What is being asked:
Repeat each line exactly, leaving nothing out.

↓↓↓

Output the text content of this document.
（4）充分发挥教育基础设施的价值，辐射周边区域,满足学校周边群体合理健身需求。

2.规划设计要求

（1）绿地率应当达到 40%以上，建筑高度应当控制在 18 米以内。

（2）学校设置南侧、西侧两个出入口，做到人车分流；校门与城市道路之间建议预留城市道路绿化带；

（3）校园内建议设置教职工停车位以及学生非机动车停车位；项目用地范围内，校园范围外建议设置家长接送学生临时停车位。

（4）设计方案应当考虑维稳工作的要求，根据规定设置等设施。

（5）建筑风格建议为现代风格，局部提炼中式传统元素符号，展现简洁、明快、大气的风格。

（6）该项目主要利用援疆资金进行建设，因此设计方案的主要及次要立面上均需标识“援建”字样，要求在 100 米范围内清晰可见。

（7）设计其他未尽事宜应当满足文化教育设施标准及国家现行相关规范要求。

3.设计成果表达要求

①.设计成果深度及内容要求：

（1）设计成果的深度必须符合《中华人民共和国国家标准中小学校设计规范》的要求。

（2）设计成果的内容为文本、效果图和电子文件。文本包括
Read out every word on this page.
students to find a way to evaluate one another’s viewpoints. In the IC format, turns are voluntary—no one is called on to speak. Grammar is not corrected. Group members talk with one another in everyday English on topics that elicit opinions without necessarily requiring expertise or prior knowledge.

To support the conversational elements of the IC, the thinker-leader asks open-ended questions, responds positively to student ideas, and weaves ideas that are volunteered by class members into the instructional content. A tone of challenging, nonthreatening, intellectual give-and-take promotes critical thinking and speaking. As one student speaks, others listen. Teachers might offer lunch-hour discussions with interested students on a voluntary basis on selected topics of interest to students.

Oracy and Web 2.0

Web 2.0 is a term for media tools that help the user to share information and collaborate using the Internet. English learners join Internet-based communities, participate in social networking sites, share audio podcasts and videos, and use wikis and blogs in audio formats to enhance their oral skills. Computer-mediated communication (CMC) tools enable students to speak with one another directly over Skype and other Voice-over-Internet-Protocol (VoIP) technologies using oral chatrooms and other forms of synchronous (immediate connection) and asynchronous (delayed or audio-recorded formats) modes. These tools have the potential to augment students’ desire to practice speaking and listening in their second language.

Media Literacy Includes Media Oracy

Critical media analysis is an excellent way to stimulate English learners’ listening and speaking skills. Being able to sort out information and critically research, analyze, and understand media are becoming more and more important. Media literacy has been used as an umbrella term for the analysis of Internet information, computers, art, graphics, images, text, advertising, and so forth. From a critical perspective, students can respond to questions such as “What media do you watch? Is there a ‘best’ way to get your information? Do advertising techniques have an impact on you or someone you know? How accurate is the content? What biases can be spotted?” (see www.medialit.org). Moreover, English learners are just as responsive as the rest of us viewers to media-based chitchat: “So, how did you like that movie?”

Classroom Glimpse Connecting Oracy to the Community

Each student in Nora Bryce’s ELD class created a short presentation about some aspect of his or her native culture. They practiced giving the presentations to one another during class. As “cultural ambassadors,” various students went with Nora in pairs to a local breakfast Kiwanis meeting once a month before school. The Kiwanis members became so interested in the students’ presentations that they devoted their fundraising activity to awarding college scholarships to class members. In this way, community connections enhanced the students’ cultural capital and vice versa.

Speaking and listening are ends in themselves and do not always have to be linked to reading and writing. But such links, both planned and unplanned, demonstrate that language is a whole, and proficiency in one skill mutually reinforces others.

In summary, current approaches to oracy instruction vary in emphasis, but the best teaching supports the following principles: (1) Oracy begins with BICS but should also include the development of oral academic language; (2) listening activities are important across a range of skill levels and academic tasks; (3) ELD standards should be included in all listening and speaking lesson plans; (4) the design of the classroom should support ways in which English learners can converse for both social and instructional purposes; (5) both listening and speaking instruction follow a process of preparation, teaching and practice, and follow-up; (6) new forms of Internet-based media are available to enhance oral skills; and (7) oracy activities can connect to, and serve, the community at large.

↑↑↑

Task solution:
Output the text content of this document.
（4）充分发挥教育基础设施的价值，辐射周边区域,满足学校周边群体合理健身需求。

2.规划设计要求

（1）绿地率应当达到 40%以上，建筑高度应当控制在 18 米以内。

（2）学校设置南侧、西侧两个出入口，做到人车分流；校门与城市道路之间建议预留城市道路绿化带；

（3）校园内建议设置教职工停车位以及学生非机动车停车位；项目用地范围内，校园范围外建议设置家长接送学生临时停车位。

（4）设计方案应当考虑维稳工作的要求，根据规定设置等设施。

（5）建筑风格建议为现代风格，局部提炼中式传统元素符号，展现简洁、明快、大气的风格。

（6）该项目主要利用援疆资金进行建设，因此设计方案的主要及次要立面上均需标识“援建”字样，要求在 100 米范围内清晰可见。

（7）设计其他未尽事宜应当满足文化教育设施标准及国家现行相关规范要求。

3.设计成果表达要求

①.设计成果深度及内容要求：

（1）设计成果的深度必须符合《中华人民共和国国家标准中小学校设计规范》的要求。

（2）设计成果的内容为文本、效果图和电子文件。文本包括
Read out every word on this page.
students to find a way to evaluate one another’s viewpoints. In the IC format, turns are voluntary—no one is called on to speak. Grammar is not corrected. Group members talk with one another in everyday English on topics that elicit opinions without necessarily requiring expertise or prior knowledge.

To support the conversational elements of the IC, the thinker-leader asks open-ended questions, responds positively to student ideas, and weaves ideas that are volunteered by class members into the instructional content. A tone of challenging, nonthreatening, intellectual give-and-take promotes critical thinking and speaking. As one student speaks, others listen. Teachers might offer lunch-hour discussions with interested students on a voluntary basis on selected topics of interest to students.

Oracy and Web 2.0

Web 2.0 is a term for media tools that help the user to share information and collaborate using the Internet. English learners join Internet-based communities, participate in social networking sites, share audio podcasts and videos, and use wikis and blogs in audio formats to enhance their oral skills. Computer-mediated communication (CMC) tools enable students to speak with one another directly over Skype and other Voice-over-Internet-Protocol (VoIP) technologies using oral chatrooms and other forms of synchronous (immediate connection) and asynchronous (delayed or audio-recorded formats) modes. These tools have the potential to augment students’ desire to practice speaking and listening in their second language.

Media Literacy Includes Media Oracy

Critical media analysis is an excellent way to stimulate English learners’ listening and speaking skills. Being able to sort out information and critically research, analyze, and understand media are becoming more and more important. Media literacy has been used as an umbrella term for the analysis of Internet information, computers, art, graphics, images, text, advertising, and so forth. From a critical perspective, students can respond to questions such as “What media do you watch? Is there a ‘best’ way to get your information? Do advertising techniques have an impact on you or someone you know? How accurate is the content? What biases can be spotted?” (see www.medialit.org). Moreover, English learners are just as responsive as the rest of us viewers to media-based chitchat: “So, how did you like that movie?”

Classroom Glimpse Connecting Oracy to the Community

Each student in Nora Bryce’s ELD class created a short presentation about some aspect of his or her native culture. They practiced giving the presentations to one another during class. As “cultural ambassadors,” various students went with Nora in pairs to a local breakfast Kiwanis meeting once a month before school. The Kiwanis members became so interested in the students’ presentations that they devoted their fundraising activity to awarding college scholarships to class members. In this way, community connections enhanced the students’ cultural capital and vice versa.

Speaking and listening are ends in themselves and do not always have to be linked to reading and writing. But such links, both planned and unplanned, demonstrate that language is a whole, and proficiency in one skill mutually reinforces others.

In summary, current approaches to oracy instruction vary in emphasis, but the best teaching supports the following principles: (1) Oracy begins with BICS but should also include the development of oral academic language; (2) listening activities are important across a range of skill levels and academic tasks; (3) ELD standards should be included in all listening and speaking lesson plans; (4) the design of the classroom should support ways in which English learners can converse for both social and instructional purposes; (5) both listening and speaking instruction follow a process of preparation, teaching and practice, and follow-up; (6) new forms of Internet-based media are available to enhance oral skills; and (7) oracy activities can connect to, and serve, the community at large.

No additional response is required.